▶ [WHAT IS REQUIRED]: Show every line below where "plan" can be found.

▶ [RECORDS SUPPLIED]:
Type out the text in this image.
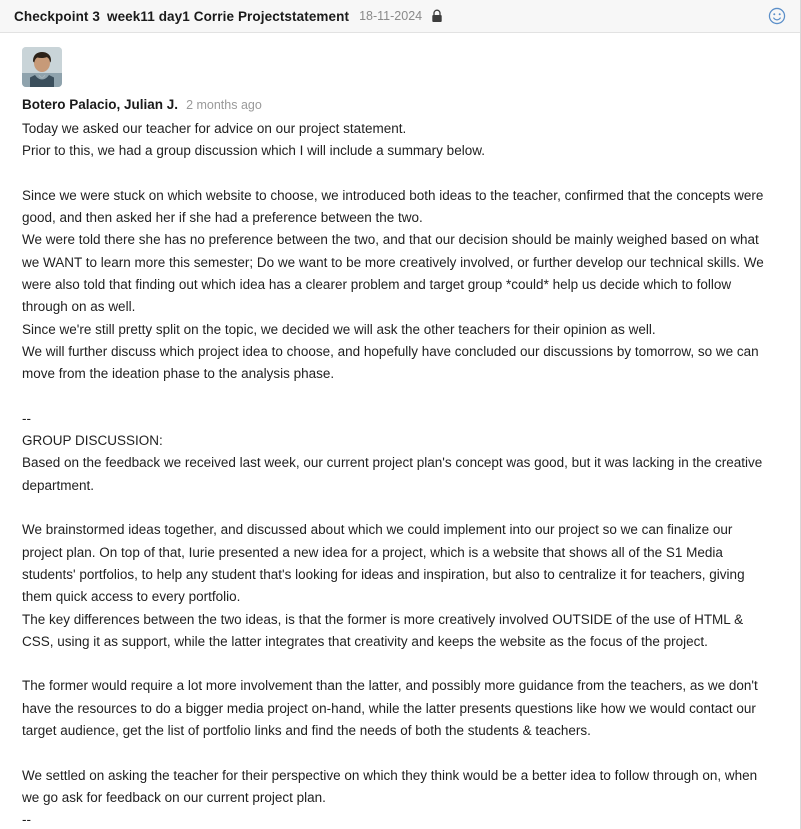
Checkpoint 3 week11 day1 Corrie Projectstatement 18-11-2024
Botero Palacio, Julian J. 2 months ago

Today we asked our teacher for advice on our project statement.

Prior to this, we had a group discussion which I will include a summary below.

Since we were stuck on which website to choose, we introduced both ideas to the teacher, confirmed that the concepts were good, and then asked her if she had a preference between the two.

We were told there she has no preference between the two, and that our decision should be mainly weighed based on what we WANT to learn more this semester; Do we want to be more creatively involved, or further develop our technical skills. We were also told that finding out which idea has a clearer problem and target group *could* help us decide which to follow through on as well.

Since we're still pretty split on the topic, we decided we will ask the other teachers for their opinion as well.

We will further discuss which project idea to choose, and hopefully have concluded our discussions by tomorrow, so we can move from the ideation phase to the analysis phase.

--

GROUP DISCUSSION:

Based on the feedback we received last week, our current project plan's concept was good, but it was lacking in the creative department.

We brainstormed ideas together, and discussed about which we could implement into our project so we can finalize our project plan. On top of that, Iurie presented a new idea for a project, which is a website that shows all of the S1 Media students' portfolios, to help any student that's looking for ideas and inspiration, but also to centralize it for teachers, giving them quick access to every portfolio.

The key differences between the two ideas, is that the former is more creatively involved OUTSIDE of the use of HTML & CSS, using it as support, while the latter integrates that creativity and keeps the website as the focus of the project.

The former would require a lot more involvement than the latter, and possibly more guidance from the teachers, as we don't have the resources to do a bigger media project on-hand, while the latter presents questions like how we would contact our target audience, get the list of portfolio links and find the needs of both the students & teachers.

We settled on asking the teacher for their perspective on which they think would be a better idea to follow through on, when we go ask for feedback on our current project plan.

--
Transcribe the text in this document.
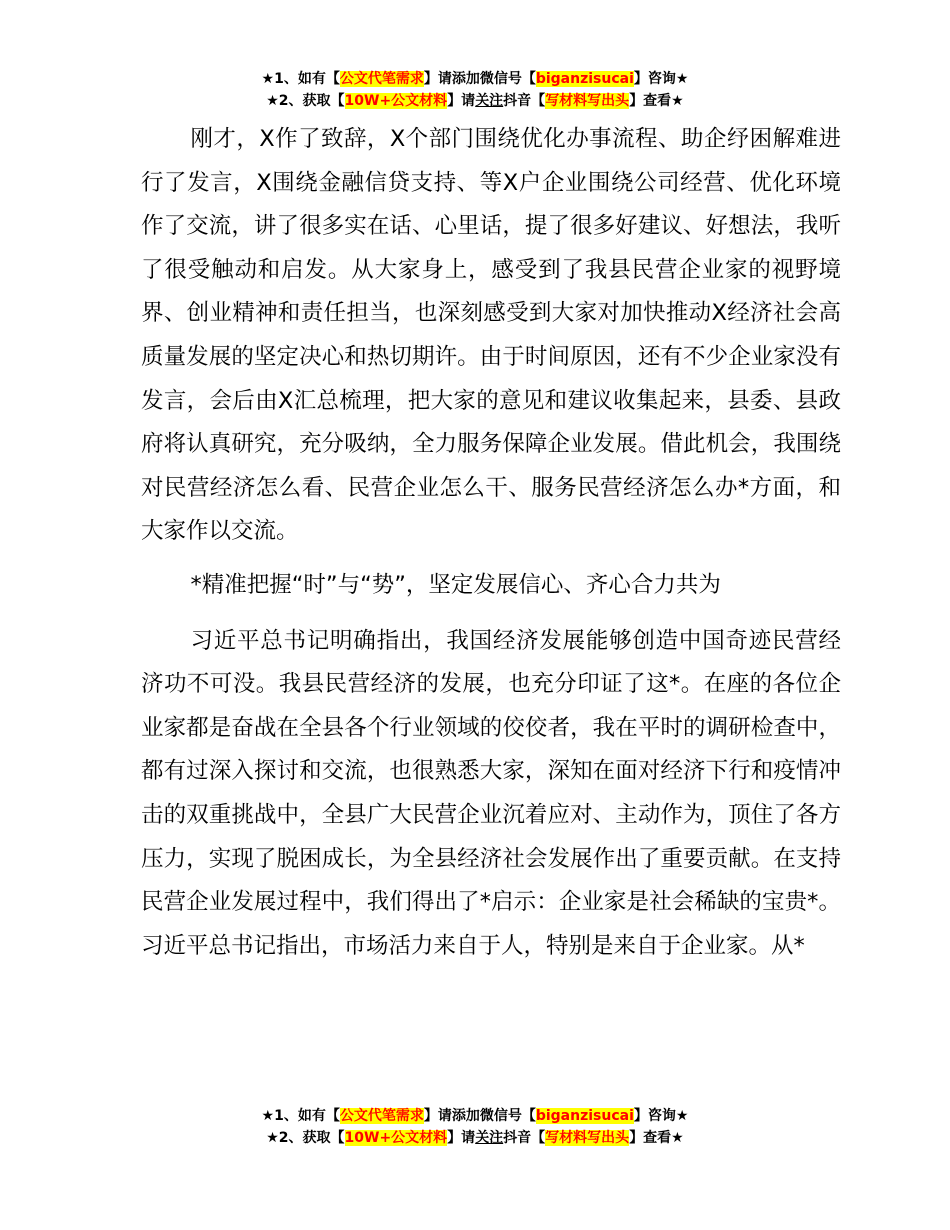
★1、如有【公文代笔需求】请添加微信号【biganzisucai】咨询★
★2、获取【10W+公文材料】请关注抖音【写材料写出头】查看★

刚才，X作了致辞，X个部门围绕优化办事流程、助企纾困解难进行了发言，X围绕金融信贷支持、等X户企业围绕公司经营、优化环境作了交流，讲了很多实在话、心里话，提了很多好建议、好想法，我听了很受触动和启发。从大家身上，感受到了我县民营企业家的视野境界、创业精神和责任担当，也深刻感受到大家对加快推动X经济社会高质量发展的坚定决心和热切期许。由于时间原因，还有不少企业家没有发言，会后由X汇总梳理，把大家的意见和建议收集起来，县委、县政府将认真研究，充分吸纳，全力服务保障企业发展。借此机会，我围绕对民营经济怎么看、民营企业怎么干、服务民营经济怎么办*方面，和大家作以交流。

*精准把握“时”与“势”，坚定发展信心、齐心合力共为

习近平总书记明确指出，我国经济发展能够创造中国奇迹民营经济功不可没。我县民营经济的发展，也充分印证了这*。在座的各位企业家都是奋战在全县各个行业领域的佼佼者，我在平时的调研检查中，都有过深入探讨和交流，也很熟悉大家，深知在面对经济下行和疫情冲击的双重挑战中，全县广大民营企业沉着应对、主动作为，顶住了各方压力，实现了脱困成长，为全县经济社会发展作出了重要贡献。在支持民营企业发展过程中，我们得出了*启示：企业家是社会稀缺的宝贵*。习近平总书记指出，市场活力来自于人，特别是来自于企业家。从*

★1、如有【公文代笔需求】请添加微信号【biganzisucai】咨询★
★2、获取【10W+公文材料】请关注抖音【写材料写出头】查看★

▶ [SOLVED PROBLEM]:
Based on the feedback we received last week, our current project plan's concept was good, but it was lacking in the creative department.
We brainstormed ideas together, and discussed about which we could implement into our project so we can finalize our project plan. On top of that, Iurie presented a new idea for a project, which is a website that shows all of the S1 Media students' portfolios, to help any student that's looking for ideas and inspiration, but also to centralize it for teachers, giving them quick access to every portfolio.
We settled on asking the teacher for their perspective on which they think would be a better idea to follow through on, when we go ask for feedback on our current project plan.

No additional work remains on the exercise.